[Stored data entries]
- - - - - - -

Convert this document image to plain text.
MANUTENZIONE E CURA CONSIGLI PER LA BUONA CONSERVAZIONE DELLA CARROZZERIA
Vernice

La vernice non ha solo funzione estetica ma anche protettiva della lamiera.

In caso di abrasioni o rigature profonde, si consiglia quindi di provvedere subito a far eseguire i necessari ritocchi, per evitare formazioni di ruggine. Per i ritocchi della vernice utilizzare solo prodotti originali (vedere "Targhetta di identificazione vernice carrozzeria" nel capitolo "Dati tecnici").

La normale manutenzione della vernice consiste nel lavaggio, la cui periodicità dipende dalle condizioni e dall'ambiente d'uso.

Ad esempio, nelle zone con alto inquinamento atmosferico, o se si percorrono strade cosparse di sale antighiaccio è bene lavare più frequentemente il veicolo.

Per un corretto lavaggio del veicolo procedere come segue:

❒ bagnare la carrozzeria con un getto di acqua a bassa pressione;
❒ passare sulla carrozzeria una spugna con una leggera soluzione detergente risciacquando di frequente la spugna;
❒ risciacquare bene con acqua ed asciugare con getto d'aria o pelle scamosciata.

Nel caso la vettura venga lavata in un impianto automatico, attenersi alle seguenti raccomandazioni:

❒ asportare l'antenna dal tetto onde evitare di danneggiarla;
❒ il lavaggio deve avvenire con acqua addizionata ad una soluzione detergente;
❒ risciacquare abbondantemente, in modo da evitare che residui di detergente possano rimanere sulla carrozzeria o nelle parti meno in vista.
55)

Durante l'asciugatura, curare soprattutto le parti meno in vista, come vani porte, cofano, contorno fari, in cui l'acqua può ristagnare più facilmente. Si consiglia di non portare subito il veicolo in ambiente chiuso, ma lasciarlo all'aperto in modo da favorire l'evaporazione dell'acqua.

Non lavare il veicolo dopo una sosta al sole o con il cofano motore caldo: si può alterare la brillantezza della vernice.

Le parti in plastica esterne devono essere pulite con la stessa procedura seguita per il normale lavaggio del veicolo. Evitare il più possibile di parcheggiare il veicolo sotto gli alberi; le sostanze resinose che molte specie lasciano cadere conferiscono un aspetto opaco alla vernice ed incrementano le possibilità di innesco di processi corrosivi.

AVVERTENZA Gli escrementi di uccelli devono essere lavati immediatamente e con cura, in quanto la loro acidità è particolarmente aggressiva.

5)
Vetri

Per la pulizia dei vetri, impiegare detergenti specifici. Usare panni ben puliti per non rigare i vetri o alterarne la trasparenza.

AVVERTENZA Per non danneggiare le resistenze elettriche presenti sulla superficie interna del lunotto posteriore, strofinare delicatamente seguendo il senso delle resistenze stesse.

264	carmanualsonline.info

- - - - - - -

◆ YOUR GOAL: Please repeat all the records above exactly as they appear.

◆ RESPONSE TO THE TASK:
Convert this document image to plain text.
MANUTENZIONE E CURA CONSIGLI PER LA BUONA CONSERVAZIONE DELLA CARROZZERIA
Vernice

La vernice non ha solo funzione estetica ma anche protettiva della lamiera.

In caso di abrasioni o rigature profonde, si consiglia quindi di provvedere subito a far eseguire i necessari ritocchi, per evitare formazioni di ruggine. Per i ritocchi della vernice utilizzare solo prodotti originali (vedere "Targhetta di identificazione vernice carrozzeria" nel capitolo "Dati tecnici").

La normale manutenzione della vernice consiste nel lavaggio, la cui periodicità dipende dalle condizioni e dall'ambiente d'uso.

Ad esempio, nelle zone con alto inquinamento atmosferico, o se si percorrono strade cosparse di sale antighiaccio è bene lavare più frequentemente il veicolo.

Per un corretto lavaggio del veicolo procedere come segue:

❒ bagnare la carrozzeria con un getto di acqua a bassa pressione;
❒ passare sulla carrozzeria una spugna con una leggera soluzione detergente risciacquando di frequente la spugna;
❒ risciacquare bene con acqua ed asciugare con getto d'aria o pelle scamosciata.

Nel caso la vettura venga lavata in un impianto automatico, attenersi alle seguenti raccomandazioni:

❒ asportare l'antenna dal tetto onde evitare di danneggiarla;
❒ il lavaggio deve avvenire con acqua addizionata ad una soluzione detergente;
❒ risciacquare abbondantemente, in modo da evitare che residui di detergente possano rimanere sulla carrozzeria o nelle parti meno in vista.
55)

Durante l'asciugatura, curare soprattutto le parti meno in vista, come vani porte, cofano, contorno fari, in cui l'acqua può ristagnare più facilmente. Si consiglia di non portare subito il veicolo in ambiente chiuso, ma lasciarlo all'aperto in modo da favorire l'evaporazione dell'acqua.

Non lavare il veicolo dopo una sosta al sole o con il cofano motore caldo: si può alterare la brillantezza della vernice.

Le parti in plastica esterne devono essere pulite con la stessa procedura seguita per il normale lavaggio del veicolo. Evitare il più possibile di parcheggiare il veicolo sotto gli alberi; le sostanze resinose che molte specie lasciano cadere conferiscono un aspetto opaco alla vernice ed incrementano le possibilità di innesco di processi corrosivi.

AVVERTENZA Gli escrementi di uccelli devono essere lavati immediatamente e con cura, in quanto la loro acidità è particolarmente aggressiva.

5)
Vetri

Per la pulizia dei vetri, impiegare detergenti specifici. Usare panni ben puliti per non rigare i vetri o alterarne la trasparenza.

AVVERTENZA Per non danneggiare le resistenze elettriche presenti sulla superficie interna del lunotto posteriore, strofinare delicatamente seguendo il senso delle resistenze stesse.

264	carmanualsonline.info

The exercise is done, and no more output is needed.